___ INPUT ROWS ___

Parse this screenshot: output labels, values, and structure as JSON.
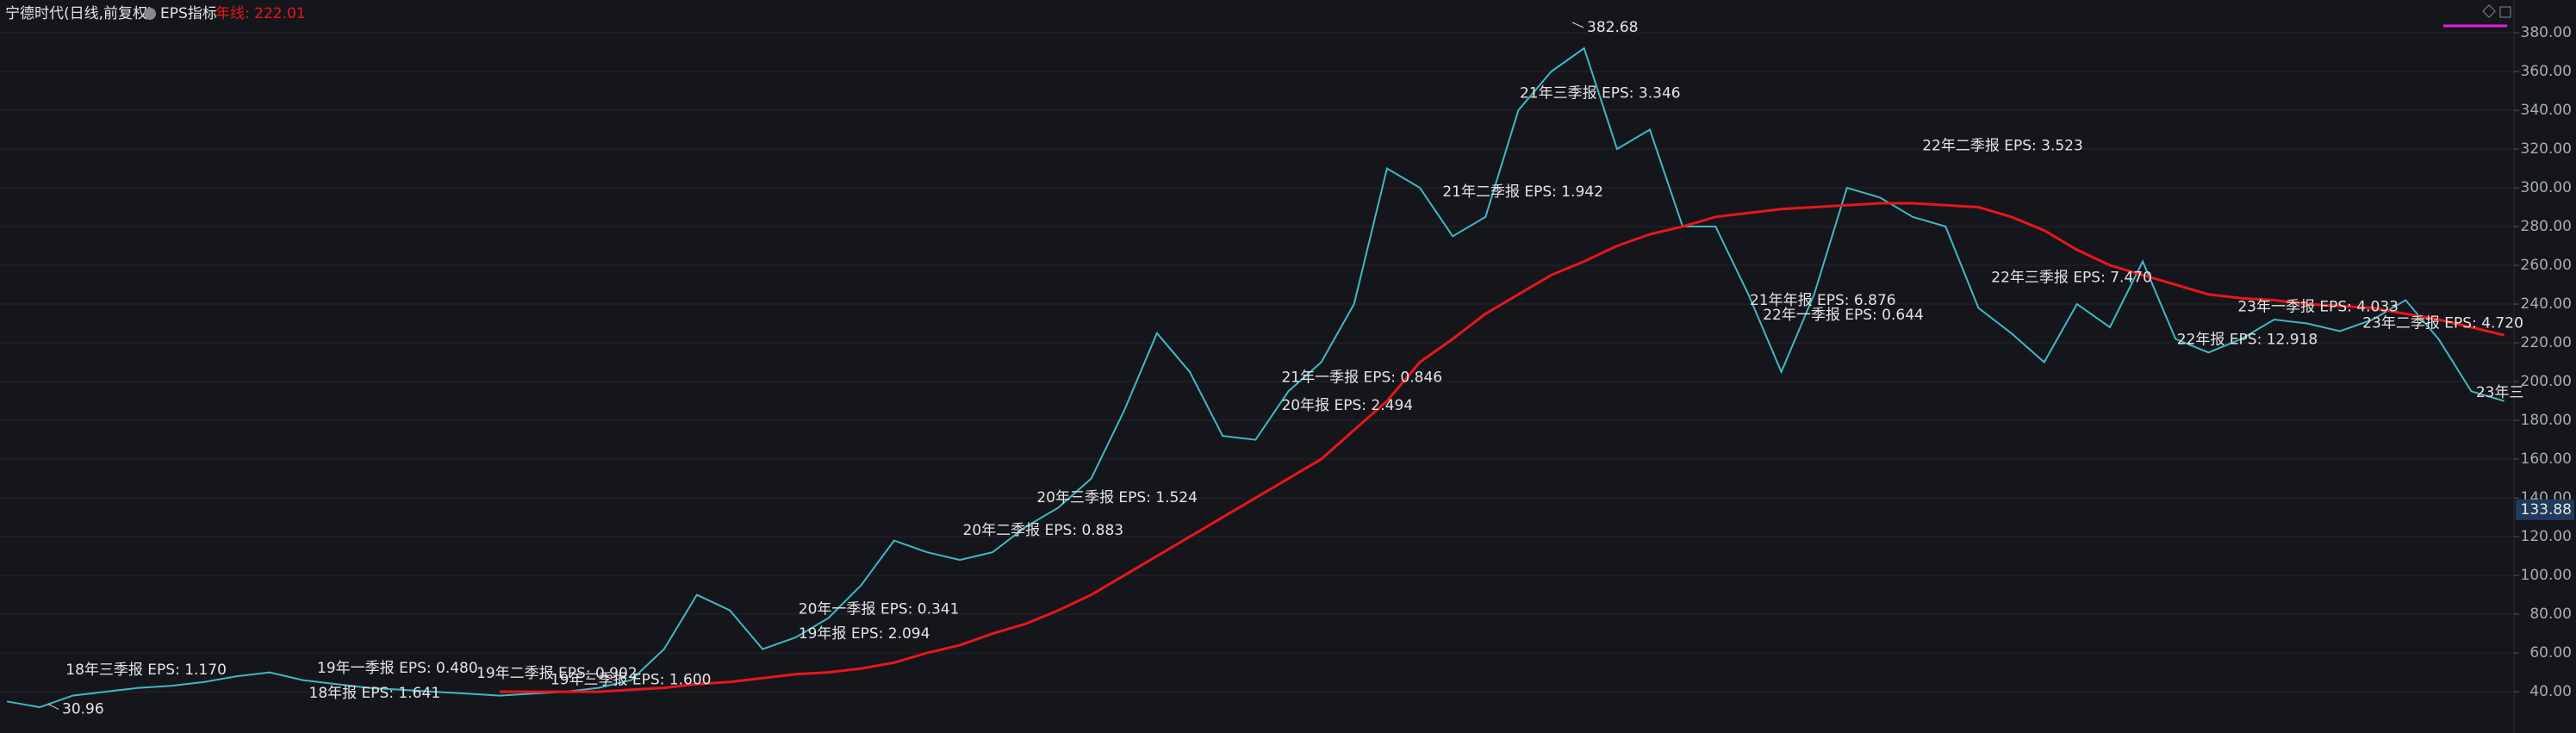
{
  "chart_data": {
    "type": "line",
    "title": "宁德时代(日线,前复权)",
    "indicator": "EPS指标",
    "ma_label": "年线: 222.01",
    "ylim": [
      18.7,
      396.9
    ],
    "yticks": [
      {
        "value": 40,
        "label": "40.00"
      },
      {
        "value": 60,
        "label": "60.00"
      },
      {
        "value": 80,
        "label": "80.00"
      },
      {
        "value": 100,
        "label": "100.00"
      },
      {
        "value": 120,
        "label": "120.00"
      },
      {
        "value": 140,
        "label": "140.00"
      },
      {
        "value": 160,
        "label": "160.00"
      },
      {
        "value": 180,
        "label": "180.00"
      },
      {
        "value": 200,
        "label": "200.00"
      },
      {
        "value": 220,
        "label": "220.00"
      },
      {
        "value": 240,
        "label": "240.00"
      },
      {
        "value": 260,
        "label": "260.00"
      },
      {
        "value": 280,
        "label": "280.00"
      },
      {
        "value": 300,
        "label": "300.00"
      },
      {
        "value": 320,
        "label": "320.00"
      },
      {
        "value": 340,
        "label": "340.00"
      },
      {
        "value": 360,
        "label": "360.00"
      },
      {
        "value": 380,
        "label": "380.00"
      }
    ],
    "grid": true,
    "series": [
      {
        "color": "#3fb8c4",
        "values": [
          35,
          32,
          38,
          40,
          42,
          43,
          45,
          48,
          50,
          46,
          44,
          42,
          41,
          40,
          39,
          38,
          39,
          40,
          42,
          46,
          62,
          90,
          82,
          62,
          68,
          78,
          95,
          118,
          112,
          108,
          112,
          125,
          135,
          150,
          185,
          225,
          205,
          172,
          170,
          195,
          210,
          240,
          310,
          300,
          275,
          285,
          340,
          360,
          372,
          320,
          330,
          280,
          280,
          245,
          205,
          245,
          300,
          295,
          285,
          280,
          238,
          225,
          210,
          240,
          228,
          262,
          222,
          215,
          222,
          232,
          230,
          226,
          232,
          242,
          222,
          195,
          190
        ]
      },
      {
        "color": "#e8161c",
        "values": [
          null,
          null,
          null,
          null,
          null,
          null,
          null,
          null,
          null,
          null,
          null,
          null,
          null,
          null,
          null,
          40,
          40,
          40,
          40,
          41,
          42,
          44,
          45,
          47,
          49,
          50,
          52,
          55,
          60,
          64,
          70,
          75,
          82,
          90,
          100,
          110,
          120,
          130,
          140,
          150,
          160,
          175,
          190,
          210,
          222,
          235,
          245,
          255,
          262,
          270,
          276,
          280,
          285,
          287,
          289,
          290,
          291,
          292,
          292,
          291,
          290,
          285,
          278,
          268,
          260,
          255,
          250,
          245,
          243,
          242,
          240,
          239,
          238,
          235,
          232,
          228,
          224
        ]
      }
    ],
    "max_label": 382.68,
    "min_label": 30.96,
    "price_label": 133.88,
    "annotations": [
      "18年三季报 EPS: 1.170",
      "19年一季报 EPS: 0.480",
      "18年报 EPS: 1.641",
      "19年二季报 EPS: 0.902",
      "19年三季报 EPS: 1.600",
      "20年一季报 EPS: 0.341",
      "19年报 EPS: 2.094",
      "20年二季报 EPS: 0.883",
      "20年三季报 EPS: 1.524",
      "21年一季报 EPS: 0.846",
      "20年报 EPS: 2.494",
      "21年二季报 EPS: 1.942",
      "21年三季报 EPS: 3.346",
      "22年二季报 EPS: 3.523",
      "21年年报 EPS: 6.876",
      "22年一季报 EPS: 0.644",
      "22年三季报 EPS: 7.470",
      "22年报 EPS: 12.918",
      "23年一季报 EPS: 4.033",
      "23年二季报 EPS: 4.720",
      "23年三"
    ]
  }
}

___

WHAT YOU WILL DO: What comes back should match the records exactly, minus any pictures.

RESPONSE BELOW:
Parse this screenshot: output labels, values, and structure as JSON.
{
  "chart_data": {
    "type": "line",
    "title": "宁德时代(日线,前复权)",
    "indicator": "EPS指标",
    "ma_label": "年线: 222.01",
    "ylim": [
      18.7,
      396.9
    ],
    "yticks": [
      {
        "value": 40,
        "label": "40.00"
      },
      {
        "value": 60,
        "label": "60.00"
      },
      {
        "value": 80,
        "label": "80.00"
      },
      {
        "value": 100,
        "label": "100.00"
      },
      {
        "value": 120,
        "label": "120.00"
      },
      {
        "value": 140,
        "label": "140.00"
      },
      {
        "value": 160,
        "label": "160.00"
      },
      {
        "value": 180,
        "label": "180.00"
      },
      {
        "value": 200,
        "label": "200.00"
      },
      {
        "value": 220,
        "label": "220.00"
      },
      {
        "value": 240,
        "label": "240.00"
      },
      {
        "value": 260,
        "label": "260.00"
      },
      {
        "value": 280,
        "label": "280.00"
      },
      {
        "value": 300,
        "label": "300.00"
      },
      {
        "value": 320,
        "label": "320.00"
      },
      {
        "value": 340,
        "label": "340.00"
      },
      {
        "value": 360,
        "label": "360.00"
      },
      {
        "value": 380,
        "label": "380.00"
      }
    ],
    "grid": true,
    "series": [
      {
        "color": "#3fb8c4",
        "values": [
          35,
          32,
          38,
          40,
          42,
          43,
          45,
          48,
          50,
          46,
          44,
          42,
          41,
          40,
          39,
          38,
          39,
          40,
          42,
          46,
          62,
          90,
          82,
          62,
          68,
          78,
          95,
          118,
          112,
          108,
          112,
          125,
          135,
          150,
          185,
          225,
          205,
          172,
          170,
          195,
          210,
          240,
          310,
          300,
          275,
          285,
          340,
          360,
          372,
          320,
          330,
          280,
          280,
          245,
          205,
          245,
          300,
          295,
          285,
          280,
          238,
          225,
          210,
          240,
          228,
          262,
          222,
          215,
          222,
          232,
          230,
          226,
          232,
          242,
          222,
          195,
          190
        ]
      },
      {
        "color": "#e8161c",
        "values": [
          null,
          null,
          null,
          null,
          null,
          null,
          null,
          null,
          null,
          null,
          null,
          null,
          null,
          null,
          null,
          40,
          40,
          40,
          40,
          41,
          42,
          44,
          45,
          47,
          49,
          50,
          52,
          55,
          60,
          64,
          70,
          75,
          82,
          90,
          100,
          110,
          120,
          130,
          140,
          150,
          160,
          175,
          190,
          210,
          222,
          235,
          245,
          255,
          262,
          270,
          276,
          280,
          285,
          287,
          289,
          290,
          291,
          292,
          292,
          291,
          290,
          285,
          278,
          268,
          260,
          255,
          250,
          245,
          243,
          242,
          240,
          239,
          238,
          235,
          232,
          228,
          224
        ]
      }
    ],
    "max_label": 382.68,
    "min_label": 30.96,
    "price_label": 133.88,
    "annotations": [
      "18年三季报 EPS: 1.170",
      "19年一季报 EPS: 0.480",
      "18年报 EPS: 1.641",
      "19年二季报 EPS: 0.902",
      "19年三季报 EPS: 1.600",
      "20年一季报 EPS: 0.341",
      "19年报 EPS: 2.094",
      "20年二季报 EPS: 0.883",
      "20年三季报 EPS: 1.524",
      "21年一季报 EPS: 0.846",
      "20年报 EPS: 2.494",
      "21年二季报 EPS: 1.942",
      "21年三季报 EPS: 3.346",
      "22年二季报 EPS: 3.523",
      "21年年报 EPS: 6.876",
      "22年一季报 EPS: 0.644",
      "22年三季报 EPS: 7.470",
      "22年报 EPS: 12.918",
      "23年一季报 EPS: 4.033",
      "23年二季报 EPS: 4.720",
      "23年三"
    ]
  }
}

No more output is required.